PROBLEM TO WORK ON | State the number of lines that contain the word "image", and add nothing else.

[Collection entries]
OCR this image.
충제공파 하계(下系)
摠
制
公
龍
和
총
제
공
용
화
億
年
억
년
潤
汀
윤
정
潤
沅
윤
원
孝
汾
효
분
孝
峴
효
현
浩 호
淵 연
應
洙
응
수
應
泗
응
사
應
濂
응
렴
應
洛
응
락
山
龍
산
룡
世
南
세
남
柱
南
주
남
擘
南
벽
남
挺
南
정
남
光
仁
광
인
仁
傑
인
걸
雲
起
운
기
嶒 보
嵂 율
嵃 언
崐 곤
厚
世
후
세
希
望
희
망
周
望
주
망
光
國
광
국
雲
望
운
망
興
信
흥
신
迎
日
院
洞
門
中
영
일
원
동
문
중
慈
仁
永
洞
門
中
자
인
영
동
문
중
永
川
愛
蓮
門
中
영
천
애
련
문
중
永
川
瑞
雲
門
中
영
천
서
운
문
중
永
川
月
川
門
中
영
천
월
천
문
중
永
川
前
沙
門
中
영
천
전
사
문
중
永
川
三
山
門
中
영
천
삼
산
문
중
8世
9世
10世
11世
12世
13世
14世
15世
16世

--

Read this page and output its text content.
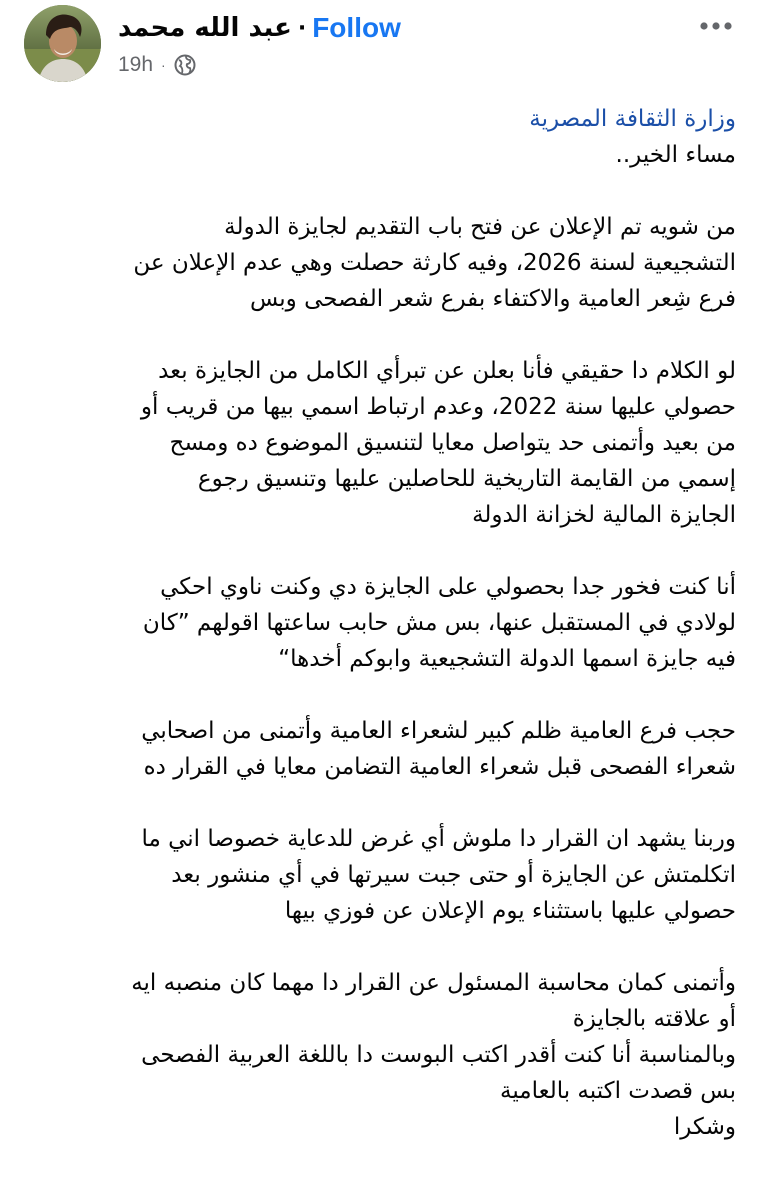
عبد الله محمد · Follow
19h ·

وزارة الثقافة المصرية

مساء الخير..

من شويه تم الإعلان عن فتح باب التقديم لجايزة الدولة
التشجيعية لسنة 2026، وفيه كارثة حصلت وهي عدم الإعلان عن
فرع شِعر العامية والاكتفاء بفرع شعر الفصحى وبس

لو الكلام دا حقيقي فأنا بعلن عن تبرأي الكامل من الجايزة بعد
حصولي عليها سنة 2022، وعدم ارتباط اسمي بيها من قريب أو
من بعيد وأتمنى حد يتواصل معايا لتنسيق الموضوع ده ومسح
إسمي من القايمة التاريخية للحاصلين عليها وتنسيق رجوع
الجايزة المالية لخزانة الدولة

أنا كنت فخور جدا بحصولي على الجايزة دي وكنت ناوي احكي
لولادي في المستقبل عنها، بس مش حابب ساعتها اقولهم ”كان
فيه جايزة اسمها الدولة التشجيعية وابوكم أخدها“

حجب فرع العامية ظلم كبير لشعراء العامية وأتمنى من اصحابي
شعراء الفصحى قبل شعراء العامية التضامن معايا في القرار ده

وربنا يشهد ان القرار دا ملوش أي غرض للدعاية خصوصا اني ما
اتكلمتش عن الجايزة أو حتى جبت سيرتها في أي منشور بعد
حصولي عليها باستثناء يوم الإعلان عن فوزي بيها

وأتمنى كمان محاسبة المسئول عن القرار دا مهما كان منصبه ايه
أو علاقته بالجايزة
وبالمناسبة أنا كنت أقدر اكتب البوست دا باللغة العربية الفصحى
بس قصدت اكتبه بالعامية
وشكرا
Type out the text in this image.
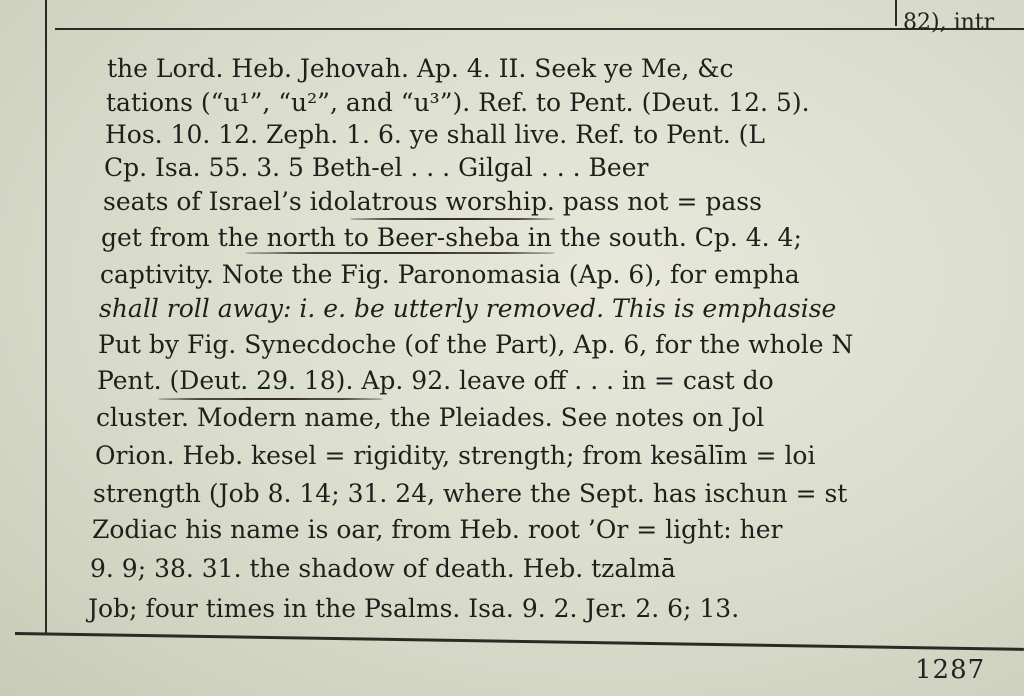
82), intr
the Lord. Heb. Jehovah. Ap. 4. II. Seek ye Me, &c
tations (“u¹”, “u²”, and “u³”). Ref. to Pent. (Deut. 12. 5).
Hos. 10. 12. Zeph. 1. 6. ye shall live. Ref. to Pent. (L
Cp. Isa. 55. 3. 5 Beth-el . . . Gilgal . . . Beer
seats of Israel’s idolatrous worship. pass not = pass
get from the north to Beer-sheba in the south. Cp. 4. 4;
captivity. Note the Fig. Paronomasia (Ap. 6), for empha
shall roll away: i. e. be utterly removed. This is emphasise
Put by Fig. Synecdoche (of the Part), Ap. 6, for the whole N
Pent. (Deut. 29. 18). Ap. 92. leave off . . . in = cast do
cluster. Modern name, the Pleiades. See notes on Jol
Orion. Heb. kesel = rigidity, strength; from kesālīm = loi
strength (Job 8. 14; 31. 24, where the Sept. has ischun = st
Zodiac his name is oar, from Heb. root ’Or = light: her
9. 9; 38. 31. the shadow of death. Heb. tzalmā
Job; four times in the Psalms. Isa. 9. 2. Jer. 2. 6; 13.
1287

* * *

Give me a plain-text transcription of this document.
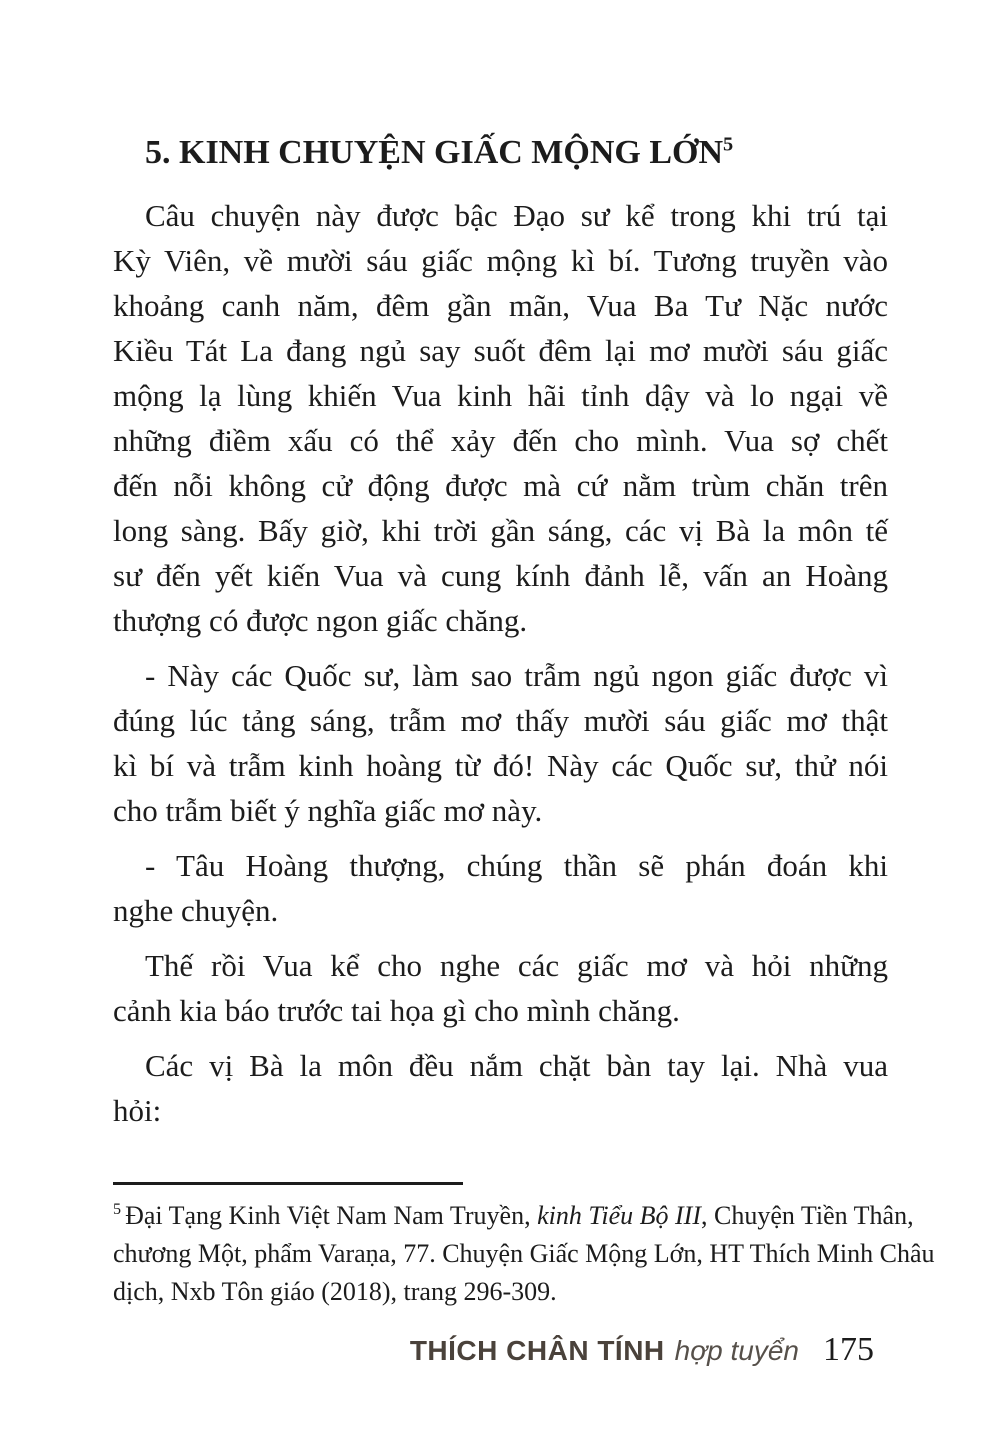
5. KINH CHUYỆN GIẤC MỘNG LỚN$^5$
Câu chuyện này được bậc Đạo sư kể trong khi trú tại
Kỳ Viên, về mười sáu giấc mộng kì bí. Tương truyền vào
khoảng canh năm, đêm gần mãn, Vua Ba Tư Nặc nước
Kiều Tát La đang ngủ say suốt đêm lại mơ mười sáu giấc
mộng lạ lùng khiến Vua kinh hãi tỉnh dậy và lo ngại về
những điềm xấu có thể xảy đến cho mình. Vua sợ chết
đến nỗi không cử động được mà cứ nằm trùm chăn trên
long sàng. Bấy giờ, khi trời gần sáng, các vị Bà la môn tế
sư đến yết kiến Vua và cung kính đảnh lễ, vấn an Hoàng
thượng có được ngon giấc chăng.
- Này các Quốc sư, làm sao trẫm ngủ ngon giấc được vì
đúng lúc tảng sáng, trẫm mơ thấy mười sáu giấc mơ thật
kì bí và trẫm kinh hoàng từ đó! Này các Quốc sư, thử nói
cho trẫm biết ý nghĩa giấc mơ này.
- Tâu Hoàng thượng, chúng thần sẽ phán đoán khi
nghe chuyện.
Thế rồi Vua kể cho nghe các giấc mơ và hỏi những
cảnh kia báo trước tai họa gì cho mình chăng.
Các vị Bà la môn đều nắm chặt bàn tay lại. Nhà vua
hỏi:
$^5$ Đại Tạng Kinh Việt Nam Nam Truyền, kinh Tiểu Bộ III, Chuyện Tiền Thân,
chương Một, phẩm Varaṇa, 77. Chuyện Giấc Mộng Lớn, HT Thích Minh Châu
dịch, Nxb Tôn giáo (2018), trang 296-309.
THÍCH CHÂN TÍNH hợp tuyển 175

TASK OUTPUT | 2